Task goal> Using the records below, locate all lines containing "cookie" and return them.

Extracted data entries>
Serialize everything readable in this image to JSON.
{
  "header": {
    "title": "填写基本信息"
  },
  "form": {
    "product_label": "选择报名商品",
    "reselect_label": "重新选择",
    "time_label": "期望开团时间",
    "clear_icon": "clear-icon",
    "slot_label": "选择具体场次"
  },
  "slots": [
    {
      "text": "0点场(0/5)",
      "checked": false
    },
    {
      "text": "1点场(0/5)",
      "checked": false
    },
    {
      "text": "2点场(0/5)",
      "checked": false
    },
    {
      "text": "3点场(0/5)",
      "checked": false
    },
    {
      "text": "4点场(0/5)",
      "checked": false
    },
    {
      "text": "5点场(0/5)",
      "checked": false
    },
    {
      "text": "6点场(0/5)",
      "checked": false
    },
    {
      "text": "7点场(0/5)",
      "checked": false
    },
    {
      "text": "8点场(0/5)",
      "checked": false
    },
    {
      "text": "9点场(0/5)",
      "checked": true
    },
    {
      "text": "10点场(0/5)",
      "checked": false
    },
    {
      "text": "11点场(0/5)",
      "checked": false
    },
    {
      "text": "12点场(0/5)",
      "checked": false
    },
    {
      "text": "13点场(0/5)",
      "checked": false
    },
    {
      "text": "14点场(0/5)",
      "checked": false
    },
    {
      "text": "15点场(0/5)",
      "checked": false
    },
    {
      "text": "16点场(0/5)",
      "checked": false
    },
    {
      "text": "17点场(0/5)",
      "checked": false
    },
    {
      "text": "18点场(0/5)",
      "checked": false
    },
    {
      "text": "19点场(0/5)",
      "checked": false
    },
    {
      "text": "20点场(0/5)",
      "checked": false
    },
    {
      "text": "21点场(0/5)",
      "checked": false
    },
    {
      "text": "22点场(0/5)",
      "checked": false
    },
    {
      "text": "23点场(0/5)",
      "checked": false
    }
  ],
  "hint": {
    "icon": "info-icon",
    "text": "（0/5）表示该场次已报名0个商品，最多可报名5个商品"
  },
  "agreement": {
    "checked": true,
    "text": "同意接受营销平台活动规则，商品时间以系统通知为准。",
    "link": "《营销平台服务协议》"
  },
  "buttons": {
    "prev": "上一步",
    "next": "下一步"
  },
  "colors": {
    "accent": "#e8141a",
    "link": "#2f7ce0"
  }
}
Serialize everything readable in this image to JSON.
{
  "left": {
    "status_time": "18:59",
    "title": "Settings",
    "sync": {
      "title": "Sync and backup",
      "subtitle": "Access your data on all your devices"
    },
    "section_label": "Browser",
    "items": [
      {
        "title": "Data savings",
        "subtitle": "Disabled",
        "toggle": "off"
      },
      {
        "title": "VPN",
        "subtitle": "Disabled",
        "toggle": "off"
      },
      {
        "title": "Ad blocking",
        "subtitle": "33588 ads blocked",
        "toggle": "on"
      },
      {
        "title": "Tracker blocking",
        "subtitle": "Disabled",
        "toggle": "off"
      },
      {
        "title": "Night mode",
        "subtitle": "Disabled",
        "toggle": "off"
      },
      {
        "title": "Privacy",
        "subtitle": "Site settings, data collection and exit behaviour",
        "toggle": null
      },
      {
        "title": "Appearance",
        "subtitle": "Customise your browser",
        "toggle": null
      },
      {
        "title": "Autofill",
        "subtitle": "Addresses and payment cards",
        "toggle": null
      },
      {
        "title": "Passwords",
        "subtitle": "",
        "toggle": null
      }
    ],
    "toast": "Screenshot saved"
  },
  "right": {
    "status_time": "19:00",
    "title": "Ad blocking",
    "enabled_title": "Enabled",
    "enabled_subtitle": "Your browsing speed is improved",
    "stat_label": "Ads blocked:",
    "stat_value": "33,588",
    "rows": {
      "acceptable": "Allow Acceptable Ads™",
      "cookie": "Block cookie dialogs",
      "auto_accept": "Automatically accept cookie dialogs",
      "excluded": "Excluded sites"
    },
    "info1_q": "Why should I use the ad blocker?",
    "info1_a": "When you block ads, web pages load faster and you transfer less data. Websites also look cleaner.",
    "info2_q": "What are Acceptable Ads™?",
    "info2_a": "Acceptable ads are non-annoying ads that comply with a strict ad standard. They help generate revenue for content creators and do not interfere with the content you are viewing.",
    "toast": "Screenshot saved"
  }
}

Task solution>
      "cookie": "Block cookie dialogs",
      "auto_accept": "Automatically accept cookie dialogs",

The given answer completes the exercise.